**Material:**
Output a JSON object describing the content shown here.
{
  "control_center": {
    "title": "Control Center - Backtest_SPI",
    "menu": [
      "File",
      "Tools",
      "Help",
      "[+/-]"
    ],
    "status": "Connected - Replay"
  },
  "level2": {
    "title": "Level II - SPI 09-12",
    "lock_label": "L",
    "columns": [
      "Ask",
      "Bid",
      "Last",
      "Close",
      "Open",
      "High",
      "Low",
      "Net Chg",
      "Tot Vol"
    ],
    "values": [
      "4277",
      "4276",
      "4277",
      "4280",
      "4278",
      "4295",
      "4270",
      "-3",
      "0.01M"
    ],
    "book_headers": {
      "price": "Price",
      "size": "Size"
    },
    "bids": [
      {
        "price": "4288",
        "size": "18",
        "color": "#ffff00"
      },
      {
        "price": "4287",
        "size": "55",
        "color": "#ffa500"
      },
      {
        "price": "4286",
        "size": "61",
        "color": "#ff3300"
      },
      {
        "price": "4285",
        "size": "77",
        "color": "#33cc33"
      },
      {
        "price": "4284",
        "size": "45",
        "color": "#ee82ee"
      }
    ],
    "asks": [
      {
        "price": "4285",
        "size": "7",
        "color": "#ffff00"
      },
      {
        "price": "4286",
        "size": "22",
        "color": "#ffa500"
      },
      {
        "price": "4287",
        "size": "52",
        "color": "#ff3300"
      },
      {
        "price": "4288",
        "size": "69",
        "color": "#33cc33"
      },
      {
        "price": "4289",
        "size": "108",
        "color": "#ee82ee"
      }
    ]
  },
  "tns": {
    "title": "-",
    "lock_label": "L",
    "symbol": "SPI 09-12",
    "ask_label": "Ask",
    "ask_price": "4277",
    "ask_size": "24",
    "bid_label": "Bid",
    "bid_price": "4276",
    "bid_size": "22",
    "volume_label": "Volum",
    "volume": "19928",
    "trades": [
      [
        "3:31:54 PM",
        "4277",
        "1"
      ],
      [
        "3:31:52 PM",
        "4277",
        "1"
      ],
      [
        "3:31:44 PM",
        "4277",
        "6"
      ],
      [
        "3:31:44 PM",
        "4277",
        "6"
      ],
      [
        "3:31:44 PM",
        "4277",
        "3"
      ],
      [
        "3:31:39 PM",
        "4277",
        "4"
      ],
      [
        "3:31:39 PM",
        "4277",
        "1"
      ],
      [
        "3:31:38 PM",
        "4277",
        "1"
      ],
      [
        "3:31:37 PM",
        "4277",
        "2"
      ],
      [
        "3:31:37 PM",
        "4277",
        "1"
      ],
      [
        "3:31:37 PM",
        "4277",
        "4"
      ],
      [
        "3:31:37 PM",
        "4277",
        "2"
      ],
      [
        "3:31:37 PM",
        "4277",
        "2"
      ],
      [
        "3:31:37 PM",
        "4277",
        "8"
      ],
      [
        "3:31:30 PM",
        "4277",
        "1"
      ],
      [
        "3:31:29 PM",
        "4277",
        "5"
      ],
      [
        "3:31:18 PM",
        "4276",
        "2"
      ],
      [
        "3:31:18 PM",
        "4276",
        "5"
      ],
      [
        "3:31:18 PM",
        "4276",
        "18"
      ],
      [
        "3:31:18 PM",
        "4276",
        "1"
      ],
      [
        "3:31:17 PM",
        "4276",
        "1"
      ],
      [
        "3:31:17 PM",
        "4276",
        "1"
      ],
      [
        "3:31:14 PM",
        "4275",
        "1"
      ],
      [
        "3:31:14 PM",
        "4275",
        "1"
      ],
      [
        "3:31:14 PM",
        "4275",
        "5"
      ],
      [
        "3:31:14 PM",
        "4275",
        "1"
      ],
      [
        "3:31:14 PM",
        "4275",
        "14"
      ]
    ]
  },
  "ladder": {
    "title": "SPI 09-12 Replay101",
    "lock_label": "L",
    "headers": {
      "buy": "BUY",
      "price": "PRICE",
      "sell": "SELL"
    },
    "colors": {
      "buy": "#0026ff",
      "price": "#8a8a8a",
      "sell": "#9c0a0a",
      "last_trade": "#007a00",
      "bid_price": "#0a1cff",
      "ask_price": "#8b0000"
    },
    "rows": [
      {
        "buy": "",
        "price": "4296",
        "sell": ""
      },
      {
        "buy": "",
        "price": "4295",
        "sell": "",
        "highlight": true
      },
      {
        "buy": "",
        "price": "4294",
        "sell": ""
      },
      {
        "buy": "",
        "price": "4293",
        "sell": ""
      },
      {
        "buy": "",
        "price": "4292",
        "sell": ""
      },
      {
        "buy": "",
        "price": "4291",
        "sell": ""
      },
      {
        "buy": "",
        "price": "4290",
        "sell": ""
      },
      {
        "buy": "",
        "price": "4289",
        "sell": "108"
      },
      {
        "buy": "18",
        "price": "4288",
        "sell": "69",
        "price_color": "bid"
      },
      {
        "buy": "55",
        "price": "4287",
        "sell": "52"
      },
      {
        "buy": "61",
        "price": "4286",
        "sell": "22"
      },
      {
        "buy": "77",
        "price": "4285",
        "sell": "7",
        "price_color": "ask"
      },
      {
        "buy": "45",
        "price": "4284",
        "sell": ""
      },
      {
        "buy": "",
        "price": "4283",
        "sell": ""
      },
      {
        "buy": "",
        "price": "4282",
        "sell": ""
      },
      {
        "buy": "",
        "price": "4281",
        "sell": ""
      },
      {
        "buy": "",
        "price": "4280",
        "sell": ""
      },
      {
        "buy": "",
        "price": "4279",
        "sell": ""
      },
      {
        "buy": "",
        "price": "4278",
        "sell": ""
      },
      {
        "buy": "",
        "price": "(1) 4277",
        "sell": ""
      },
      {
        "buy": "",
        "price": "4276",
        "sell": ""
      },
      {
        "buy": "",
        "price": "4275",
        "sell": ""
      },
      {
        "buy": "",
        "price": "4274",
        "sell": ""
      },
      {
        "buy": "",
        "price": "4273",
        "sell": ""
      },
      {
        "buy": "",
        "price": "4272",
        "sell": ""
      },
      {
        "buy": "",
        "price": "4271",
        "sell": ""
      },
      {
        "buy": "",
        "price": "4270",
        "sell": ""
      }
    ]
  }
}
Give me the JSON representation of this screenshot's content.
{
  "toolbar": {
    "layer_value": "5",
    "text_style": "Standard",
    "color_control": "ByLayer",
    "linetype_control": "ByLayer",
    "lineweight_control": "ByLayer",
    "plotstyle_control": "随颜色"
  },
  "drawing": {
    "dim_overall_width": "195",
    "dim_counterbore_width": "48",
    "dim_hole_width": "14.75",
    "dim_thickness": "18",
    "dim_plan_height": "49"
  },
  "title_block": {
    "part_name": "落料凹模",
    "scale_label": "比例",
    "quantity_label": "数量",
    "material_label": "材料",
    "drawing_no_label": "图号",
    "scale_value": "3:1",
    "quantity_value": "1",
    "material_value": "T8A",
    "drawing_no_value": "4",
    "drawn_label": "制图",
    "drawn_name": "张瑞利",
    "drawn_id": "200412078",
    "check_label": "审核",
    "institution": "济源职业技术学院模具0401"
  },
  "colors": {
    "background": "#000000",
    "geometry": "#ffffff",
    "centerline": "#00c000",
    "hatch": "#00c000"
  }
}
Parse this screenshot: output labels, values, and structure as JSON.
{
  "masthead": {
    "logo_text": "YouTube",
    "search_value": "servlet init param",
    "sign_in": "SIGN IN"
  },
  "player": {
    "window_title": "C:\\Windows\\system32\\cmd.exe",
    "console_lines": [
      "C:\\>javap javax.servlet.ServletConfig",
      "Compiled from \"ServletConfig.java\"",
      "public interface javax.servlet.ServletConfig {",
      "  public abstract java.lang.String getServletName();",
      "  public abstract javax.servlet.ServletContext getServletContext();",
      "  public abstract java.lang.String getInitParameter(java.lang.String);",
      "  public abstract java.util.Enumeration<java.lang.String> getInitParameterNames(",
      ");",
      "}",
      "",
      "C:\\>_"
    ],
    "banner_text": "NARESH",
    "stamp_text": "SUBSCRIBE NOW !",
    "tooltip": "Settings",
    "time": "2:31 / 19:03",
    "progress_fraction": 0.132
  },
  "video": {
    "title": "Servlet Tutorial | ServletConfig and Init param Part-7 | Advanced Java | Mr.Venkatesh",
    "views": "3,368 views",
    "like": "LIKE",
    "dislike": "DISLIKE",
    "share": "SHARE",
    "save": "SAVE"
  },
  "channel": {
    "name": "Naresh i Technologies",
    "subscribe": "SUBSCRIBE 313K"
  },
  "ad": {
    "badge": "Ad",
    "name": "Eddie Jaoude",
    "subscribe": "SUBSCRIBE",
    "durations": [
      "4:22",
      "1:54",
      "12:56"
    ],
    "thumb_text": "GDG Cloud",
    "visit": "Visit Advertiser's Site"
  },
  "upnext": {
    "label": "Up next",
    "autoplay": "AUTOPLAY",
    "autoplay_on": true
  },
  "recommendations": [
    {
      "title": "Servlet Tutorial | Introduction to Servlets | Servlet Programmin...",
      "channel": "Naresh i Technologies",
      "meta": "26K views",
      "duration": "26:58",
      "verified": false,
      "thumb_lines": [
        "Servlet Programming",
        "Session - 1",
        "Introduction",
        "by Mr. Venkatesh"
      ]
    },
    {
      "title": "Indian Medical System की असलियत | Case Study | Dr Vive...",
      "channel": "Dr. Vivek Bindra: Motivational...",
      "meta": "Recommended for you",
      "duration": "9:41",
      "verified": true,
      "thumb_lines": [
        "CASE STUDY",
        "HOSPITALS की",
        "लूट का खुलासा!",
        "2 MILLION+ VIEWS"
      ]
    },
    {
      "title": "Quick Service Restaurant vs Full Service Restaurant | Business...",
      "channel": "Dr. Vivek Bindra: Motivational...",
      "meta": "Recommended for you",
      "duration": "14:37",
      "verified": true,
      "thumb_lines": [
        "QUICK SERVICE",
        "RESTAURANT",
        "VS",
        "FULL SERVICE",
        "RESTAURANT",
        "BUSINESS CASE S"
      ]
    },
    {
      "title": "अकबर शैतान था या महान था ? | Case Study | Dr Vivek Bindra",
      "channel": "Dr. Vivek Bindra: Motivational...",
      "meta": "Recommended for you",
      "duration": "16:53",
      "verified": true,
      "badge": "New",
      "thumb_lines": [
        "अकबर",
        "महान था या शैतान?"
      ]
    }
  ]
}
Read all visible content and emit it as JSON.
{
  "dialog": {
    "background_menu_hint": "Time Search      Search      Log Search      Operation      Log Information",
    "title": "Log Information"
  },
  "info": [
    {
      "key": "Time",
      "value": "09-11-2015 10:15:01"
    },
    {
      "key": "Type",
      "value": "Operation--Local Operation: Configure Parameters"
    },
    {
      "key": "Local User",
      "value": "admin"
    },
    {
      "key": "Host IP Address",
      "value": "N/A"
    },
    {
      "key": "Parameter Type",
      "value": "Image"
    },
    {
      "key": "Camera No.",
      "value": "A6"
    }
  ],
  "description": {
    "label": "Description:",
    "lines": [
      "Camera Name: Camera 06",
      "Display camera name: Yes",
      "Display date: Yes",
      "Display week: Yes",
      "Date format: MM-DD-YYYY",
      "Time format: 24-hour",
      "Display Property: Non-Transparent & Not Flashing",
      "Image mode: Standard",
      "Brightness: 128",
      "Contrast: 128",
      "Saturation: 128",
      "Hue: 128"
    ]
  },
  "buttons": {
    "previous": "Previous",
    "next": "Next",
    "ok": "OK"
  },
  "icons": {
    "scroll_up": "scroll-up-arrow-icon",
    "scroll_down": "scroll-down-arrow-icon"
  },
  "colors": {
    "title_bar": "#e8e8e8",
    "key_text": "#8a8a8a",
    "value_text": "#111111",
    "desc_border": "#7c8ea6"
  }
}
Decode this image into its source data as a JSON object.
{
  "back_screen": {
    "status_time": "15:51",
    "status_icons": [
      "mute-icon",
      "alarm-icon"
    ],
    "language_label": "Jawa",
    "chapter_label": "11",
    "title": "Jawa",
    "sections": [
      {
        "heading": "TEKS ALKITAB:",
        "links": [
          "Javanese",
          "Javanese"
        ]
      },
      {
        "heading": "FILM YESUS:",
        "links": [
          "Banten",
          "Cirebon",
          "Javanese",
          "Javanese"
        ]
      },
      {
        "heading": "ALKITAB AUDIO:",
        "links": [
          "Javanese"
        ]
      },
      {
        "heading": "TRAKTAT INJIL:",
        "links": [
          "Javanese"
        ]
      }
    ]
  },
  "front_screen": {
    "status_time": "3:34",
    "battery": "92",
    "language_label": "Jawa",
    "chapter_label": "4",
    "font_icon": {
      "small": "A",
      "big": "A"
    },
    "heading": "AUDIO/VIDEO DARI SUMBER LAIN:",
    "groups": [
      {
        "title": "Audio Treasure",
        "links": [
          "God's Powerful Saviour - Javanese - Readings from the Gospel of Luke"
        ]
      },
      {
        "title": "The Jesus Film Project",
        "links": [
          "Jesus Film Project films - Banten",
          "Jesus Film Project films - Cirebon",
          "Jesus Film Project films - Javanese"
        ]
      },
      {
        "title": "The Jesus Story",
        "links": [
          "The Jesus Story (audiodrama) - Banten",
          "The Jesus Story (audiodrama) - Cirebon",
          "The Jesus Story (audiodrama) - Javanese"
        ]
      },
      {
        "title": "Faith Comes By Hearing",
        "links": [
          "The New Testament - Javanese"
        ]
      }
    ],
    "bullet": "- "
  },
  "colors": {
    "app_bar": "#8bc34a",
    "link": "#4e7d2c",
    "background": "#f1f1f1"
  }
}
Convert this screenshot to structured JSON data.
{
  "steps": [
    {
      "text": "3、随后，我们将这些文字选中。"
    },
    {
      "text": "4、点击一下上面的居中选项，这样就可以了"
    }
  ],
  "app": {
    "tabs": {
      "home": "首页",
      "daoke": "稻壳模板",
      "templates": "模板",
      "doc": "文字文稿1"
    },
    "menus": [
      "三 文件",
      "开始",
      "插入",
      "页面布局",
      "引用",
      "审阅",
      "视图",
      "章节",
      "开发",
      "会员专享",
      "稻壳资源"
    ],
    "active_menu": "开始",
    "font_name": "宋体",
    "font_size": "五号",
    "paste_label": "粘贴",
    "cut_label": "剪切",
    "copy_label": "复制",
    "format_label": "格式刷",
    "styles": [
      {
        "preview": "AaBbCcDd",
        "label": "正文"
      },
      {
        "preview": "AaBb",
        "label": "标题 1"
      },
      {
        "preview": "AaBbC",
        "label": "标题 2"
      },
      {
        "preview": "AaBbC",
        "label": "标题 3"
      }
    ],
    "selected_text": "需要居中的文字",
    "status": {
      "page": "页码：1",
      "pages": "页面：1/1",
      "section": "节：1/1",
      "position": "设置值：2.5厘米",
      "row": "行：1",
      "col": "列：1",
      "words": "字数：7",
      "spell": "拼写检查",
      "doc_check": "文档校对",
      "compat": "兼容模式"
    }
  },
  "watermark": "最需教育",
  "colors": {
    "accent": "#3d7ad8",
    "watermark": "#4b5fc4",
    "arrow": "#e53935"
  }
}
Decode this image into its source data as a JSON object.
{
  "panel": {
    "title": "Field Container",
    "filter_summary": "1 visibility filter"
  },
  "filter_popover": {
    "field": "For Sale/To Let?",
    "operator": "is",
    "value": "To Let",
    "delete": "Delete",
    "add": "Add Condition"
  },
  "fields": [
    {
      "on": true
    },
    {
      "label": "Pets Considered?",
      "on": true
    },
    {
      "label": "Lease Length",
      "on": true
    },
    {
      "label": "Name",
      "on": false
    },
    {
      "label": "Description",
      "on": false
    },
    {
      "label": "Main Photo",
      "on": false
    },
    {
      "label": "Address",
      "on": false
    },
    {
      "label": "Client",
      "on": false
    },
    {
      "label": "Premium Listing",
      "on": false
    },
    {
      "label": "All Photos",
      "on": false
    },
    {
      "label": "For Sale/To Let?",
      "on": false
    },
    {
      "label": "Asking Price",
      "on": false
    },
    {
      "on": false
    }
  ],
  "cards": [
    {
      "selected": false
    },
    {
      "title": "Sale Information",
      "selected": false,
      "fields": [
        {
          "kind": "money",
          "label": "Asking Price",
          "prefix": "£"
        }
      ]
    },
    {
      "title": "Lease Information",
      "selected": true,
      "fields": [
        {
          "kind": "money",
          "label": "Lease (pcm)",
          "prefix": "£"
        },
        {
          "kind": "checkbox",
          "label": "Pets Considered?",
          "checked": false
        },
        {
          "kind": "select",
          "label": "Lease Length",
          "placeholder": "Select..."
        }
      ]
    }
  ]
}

**Task statement:** Pick out every line with the string "Pets" and copy it.

**Solution to this problem:**
      "label": "Pets Considered?",
          "label": "Pets Considered?",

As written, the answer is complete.